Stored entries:
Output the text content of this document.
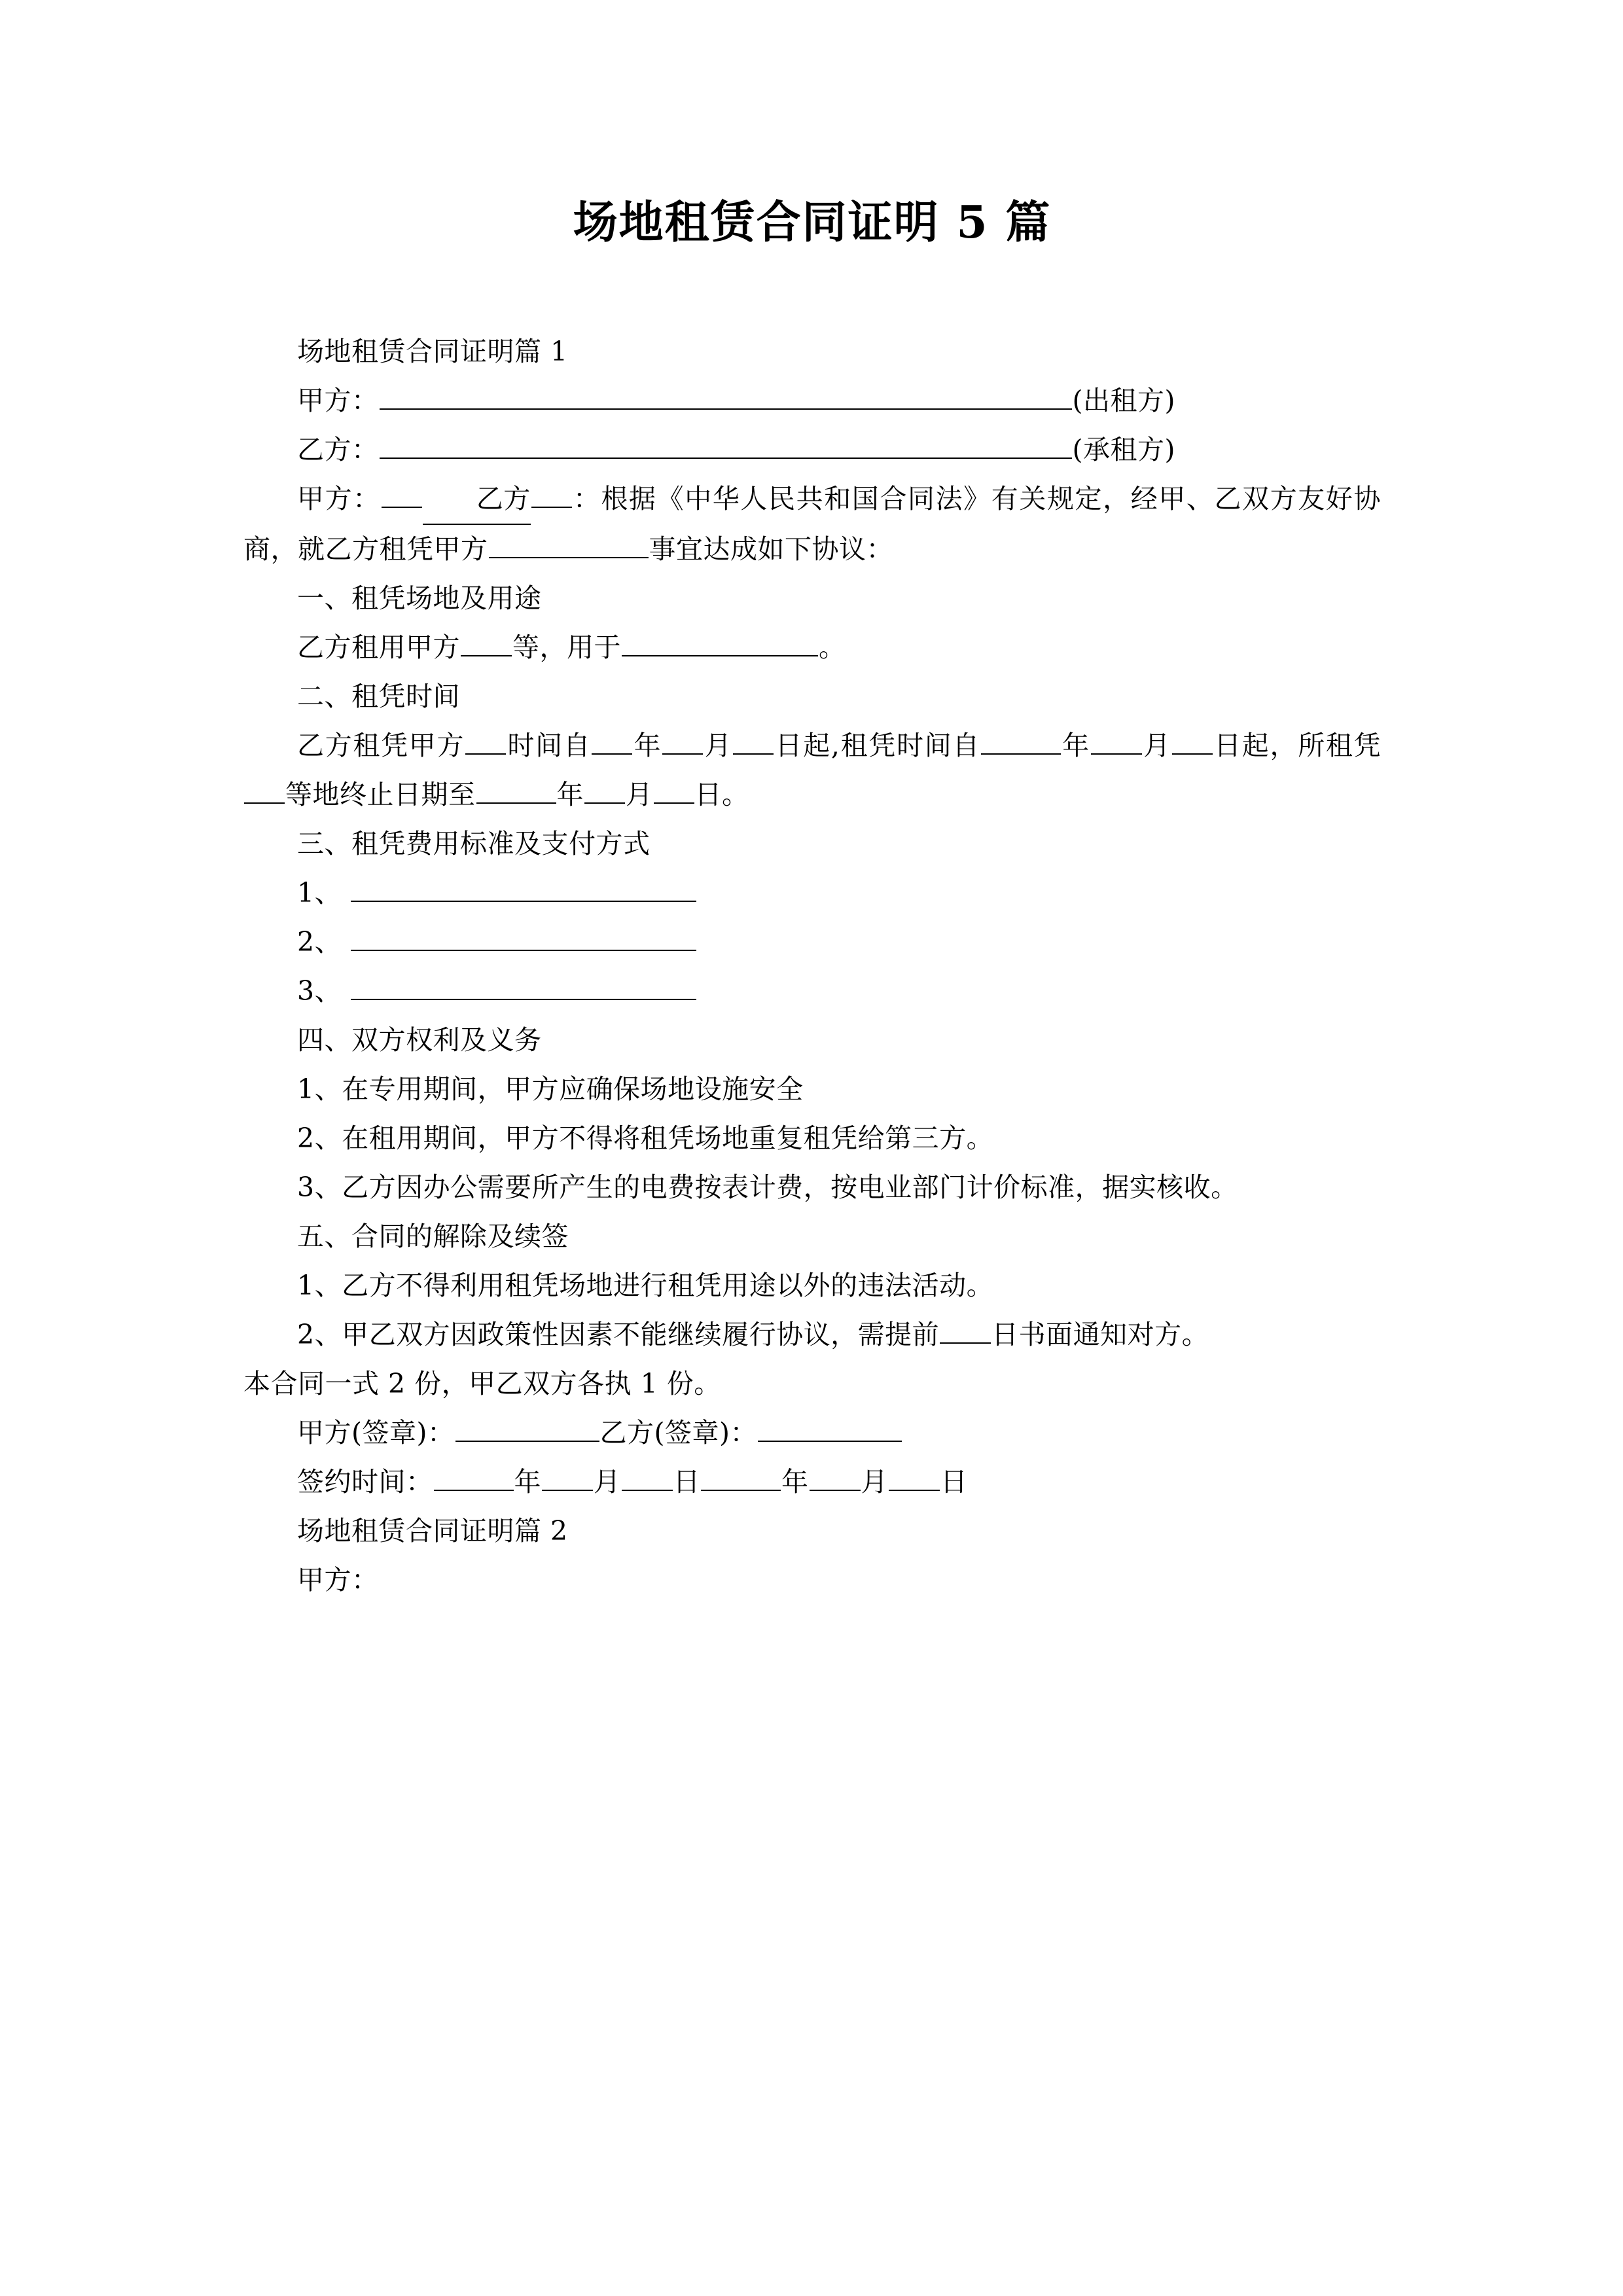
场地租赁合同证明 5 篇

场地租赁合同证明篇 1

甲方：	(出租方)

乙方：	(承租方)

甲方：	乙方 ：根据《中华人民共和国合同法》有关规定，经甲、乙双方友好协商，就乙方租凭甲方	事宜达成如下协议：

一、租凭场地及用途

乙方租用甲方 等，用于	。

二、租凭时间

乙方租凭甲方 时间自 年 月 日起,租凭时间自	年 月 日起，所租凭等地终止日期至	年 月 日。

三、租凭费用标准及支付方式

1、

2、

3、

四、双方权利及义务

1、在专用期间，甲方应确保场地设施安全

2、在租用期间，甲方不得将租凭场地重复租凭给第三方。

3、乙方因办公需要所产生的电费按表计费，按电业部门计价标准，据实核收。

五、合同的解除及续签

1、乙方不得利用租凭场地进行租凭用途以外的违法活动。

2、甲乙双方因政策性因素不能继续履行协议，需提前 日书面通知对方。

本合同一式 2 份，甲乙双方各执 1 份。

甲方(签章)：	乙方(签章)：

签约时间：	年 月 日	年 月 日

场地租赁合同证明篇 2

甲方：
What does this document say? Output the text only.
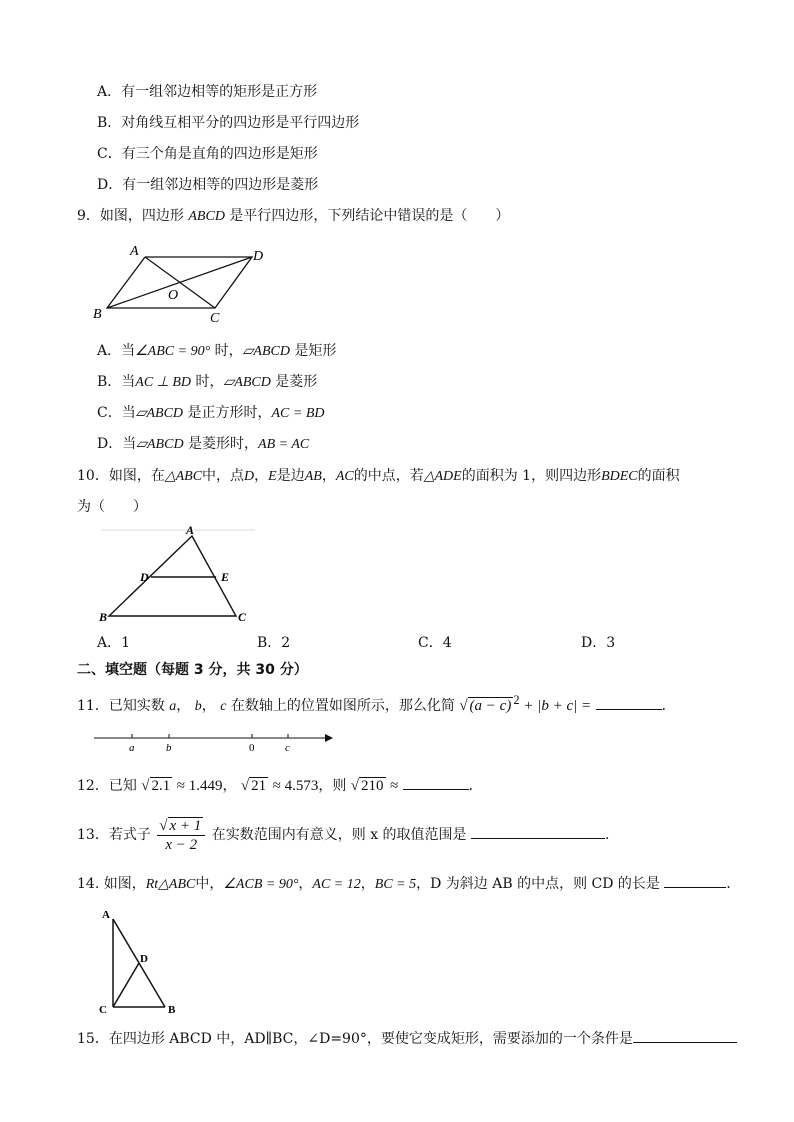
A．有一组邻边相等的矩形是正方形
B．对角线互相平分的四边形是平行四边形
C．有三个角是直角的四边形是矩形
D．有一组邻边相等的四边形是菱形
9．如图，四边形 ABCD 是平行四边形，下列结论中错误的是（　　）
A	D
B	C
O
A．当∠ABC = 90° 时，▱ABCD 是矩形
B．当AC ⊥ BD 时，▱ABCD 是菱形
C．当▱ABCD 是正方形时，AC = BD
D．当▱ABCD 是菱形时，AB = AC
10．如图，在△ABC中，点D，E是边AB，AC的中点，若△ADE的面积为 1，则四边形BDEC的面积
为（　　）
A
D	E
B	C
A．1	B．2	C．4	D．3
二、填空题（每题 3 分，共 30 分）
11．已知实数 a， b， c 在数轴上的位置如图所示，那么化简 √ (a − c) $^2$ + |b + c| =	．
a	b	0	c
12．已知 √ 2.1 ≈ 1.449， √ 21 ≈ 4.573，则 √ 210 ≈	．
13．若式子 $\frac{√ x + 1}{x - 2}$ 在实数范围内有意义，则 x 的取值范围是	．
14. 如图，Rt△ABC中，∠ACB = 90°，AC = 12，BC = 5，D 为斜边 AB 的中点，则 CD 的长是	．
A
D
C	B
15．在四边形 ABCD 中，AD∥BC，∠D=90°，要使它变成矩形，需要添加的一个条件是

= Exercise aim =
Repeat each entry exactly. Pictures do not belong in the copy.

= Response to the exercise =
Output the text content of this document.
场地租赁合同证明 5 篇

场地租赁合同证明篇 1

甲方：	(出租方)

乙方：	(承租方)

甲方：	乙方 ：根据《中华人民共和国合同法》有关规定，经甲、乙双方友好协商，就乙方租凭甲方	事宜达成如下协议：

一、租凭场地及用途

乙方租用甲方 等，用于	。

二、租凭时间

乙方租凭甲方 时间自 年 月 日起,租凭时间自	年 月 日起，所租凭等地终止日期至	年 月 日。

三、租凭费用标准及支付方式

1、

2、

3、

四、双方权利及义务

1、在专用期间，甲方应确保场地设施安全

2、在租用期间，甲方不得将租凭场地重复租凭给第三方。

3、乙方因办公需要所产生的电费按表计费，按电业部门计价标准，据实核收。

五、合同的解除及续签

1、乙方不得利用租凭场地进行租凭用途以外的违法活动。

2、甲乙双方因政策性因素不能继续履行协议，需提前 日书面通知对方。

本合同一式 2 份，甲乙双方各执 1 份。

甲方(签章)：	乙方(签章)：

签约时间：	年 月 日	年 月 日

场地租赁合同证明篇 2

甲方：
What does this document say? Output the text only.
A．有一组邻边相等的矩形是正方形
B．对角线互相平分的四边形是平行四边形
C．有三个角是直角的四边形是矩形
D．有一组邻边相等的四边形是菱形
9．如图，四边形 ABCD 是平行四边形，下列结论中错误的是（　　）
A	D
B	C
O
A．当∠ABC = 90° 时，▱ABCD 是矩形
B．当AC ⊥ BD 时，▱ABCD 是菱形
C．当▱ABCD 是正方形时，AC = BD
D．当▱ABCD 是菱形时，AB = AC
10．如图，在△ABC中，点D，E是边AB，AC的中点，若△ADE的面积为 1，则四边形BDEC的面积
为（　　）
A
D	E
B	C
A．1	B．2	C．4	D．3
二、填空题（每题 3 分，共 30 分）
11．已知实数 a， b， c 在数轴上的位置如图所示，那么化简 √ (a − c) $^2$ + |b + c| =	．
a	b	0	c
12．已知 √ 2.1 ≈ 1.449， √ 21 ≈ 4.573，则 √ 210 ≈	．
13．若式子 $\frac{√ x + 1}{x - 2}$ 在实数范围内有意义，则 x 的取值范围是	．
14. 如图，Rt△ABC中，∠ACB = 90°，AC = 12，BC = 5，D 为斜边 AB 的中点，则 CD 的长是	．
A
D
C	B
15．在四边形 ABCD 中，AD∥BC，∠D=90°，要使它变成矩形，需要添加的一个条件是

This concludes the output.